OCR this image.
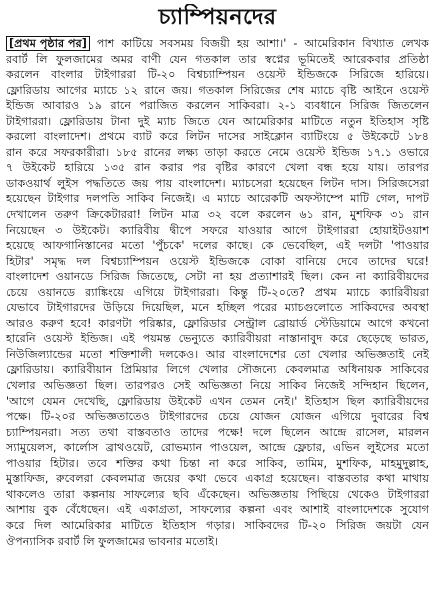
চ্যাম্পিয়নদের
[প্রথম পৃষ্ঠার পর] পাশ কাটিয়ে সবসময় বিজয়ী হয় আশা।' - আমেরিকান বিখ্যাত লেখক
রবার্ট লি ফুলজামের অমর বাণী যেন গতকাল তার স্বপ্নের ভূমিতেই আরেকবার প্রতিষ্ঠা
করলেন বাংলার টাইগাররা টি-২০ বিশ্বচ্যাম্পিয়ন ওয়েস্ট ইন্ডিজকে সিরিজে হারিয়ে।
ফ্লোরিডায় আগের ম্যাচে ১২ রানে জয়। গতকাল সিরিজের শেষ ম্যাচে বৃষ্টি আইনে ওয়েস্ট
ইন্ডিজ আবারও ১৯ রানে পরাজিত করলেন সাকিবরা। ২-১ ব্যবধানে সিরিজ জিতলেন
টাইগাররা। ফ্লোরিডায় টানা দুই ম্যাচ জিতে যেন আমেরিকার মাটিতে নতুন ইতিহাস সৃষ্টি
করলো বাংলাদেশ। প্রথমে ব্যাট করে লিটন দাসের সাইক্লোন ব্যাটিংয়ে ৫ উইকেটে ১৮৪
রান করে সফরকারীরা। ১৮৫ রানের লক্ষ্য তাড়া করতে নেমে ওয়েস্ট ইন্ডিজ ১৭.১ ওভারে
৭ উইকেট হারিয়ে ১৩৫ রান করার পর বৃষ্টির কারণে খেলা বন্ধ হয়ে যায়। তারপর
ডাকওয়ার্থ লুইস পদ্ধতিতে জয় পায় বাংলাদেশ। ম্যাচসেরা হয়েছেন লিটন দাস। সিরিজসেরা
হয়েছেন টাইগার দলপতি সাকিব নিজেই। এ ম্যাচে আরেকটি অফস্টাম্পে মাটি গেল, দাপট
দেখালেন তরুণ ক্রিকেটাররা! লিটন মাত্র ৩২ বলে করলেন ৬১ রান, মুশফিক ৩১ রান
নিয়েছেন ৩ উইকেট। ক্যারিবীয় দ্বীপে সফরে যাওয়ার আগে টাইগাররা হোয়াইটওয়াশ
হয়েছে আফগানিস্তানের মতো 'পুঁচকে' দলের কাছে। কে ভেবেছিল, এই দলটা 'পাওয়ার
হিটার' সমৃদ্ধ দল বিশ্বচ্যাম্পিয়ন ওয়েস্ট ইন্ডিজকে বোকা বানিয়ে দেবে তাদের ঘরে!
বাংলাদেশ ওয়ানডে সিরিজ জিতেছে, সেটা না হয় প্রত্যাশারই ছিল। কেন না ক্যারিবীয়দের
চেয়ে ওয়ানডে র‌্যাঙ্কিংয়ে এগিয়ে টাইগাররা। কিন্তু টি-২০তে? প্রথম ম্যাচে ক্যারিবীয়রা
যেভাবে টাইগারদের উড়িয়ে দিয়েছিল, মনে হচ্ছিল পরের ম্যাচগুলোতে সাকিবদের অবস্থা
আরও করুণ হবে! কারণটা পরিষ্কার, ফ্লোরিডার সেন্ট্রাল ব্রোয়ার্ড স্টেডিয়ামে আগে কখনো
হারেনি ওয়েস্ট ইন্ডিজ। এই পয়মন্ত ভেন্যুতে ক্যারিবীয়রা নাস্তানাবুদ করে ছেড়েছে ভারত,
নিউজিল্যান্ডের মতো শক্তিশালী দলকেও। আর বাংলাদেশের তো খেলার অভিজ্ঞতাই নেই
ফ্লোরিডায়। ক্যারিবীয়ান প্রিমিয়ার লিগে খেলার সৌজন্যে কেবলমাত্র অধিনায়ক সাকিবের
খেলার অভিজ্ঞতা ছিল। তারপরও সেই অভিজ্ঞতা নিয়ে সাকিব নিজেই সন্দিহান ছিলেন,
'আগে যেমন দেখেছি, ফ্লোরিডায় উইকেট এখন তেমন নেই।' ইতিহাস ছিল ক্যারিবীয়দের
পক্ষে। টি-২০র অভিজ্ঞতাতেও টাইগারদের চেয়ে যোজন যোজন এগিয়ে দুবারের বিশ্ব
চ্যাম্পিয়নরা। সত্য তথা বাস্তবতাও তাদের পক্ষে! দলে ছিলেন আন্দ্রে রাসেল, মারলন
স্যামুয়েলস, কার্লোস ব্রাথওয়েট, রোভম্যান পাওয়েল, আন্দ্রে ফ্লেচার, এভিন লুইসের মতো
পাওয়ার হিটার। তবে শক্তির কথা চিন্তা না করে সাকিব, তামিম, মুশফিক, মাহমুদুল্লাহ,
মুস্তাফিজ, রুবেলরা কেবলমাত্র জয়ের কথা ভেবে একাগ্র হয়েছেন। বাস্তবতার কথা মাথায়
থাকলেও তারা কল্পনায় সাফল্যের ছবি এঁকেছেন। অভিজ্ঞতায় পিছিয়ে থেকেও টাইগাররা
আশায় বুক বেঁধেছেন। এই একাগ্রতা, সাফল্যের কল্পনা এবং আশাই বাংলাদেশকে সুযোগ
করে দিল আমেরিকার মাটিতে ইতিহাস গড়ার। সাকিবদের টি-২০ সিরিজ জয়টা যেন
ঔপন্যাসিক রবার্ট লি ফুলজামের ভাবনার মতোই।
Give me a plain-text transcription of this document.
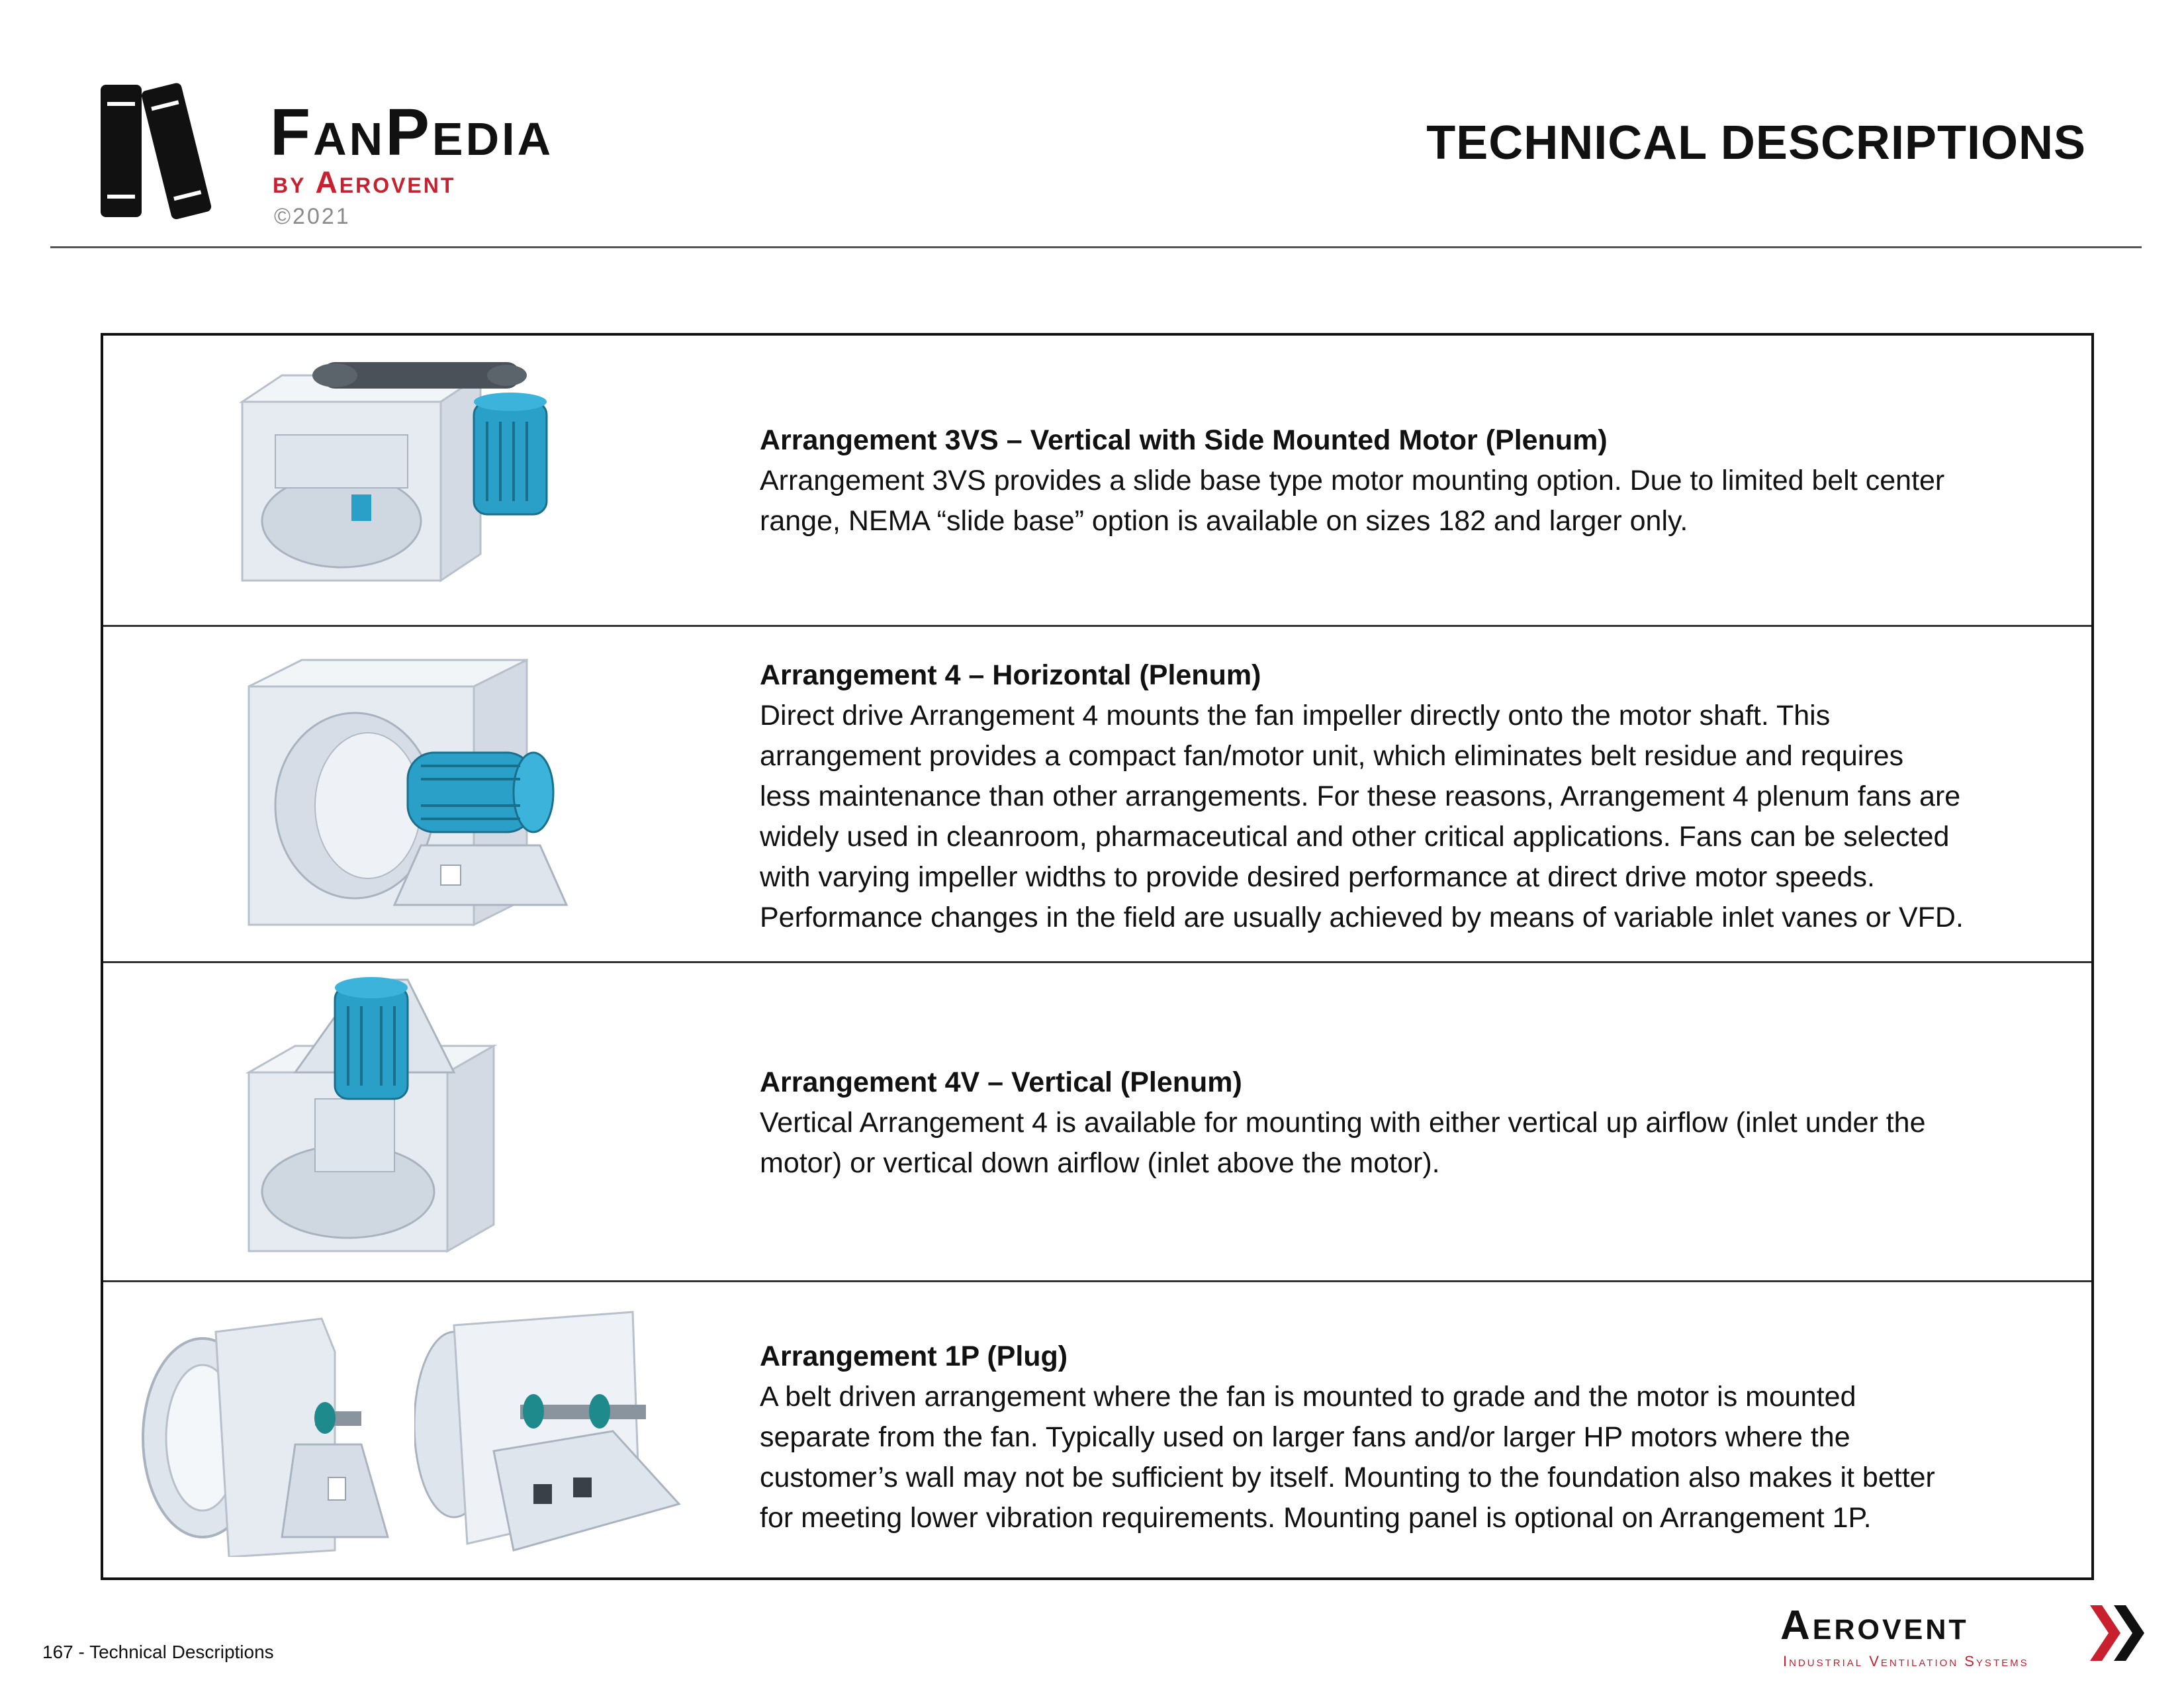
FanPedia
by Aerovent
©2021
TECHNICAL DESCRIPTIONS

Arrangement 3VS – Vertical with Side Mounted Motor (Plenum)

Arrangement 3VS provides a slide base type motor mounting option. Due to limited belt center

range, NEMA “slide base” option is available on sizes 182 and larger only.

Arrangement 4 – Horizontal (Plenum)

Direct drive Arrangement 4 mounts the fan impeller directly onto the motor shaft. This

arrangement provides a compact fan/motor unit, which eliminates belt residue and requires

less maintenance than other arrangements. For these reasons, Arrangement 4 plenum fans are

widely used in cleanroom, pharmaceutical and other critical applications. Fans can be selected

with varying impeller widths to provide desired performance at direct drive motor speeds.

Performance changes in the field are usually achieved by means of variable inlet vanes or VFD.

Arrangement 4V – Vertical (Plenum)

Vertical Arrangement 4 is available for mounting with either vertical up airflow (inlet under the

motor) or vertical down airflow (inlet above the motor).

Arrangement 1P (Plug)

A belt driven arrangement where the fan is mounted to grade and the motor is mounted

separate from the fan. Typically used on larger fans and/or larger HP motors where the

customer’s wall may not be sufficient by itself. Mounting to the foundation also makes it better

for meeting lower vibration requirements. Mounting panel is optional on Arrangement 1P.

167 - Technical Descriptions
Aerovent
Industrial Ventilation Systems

YOUR TASK: Each line that holds the word "provides" is to be copied.

EXPECTED ANSWER:
Arrangement 3VS provides a slide base type motor mounting option. Due to limited belt center
arrangement provides a compact fan/motor unit, which eliminates belt residue and requires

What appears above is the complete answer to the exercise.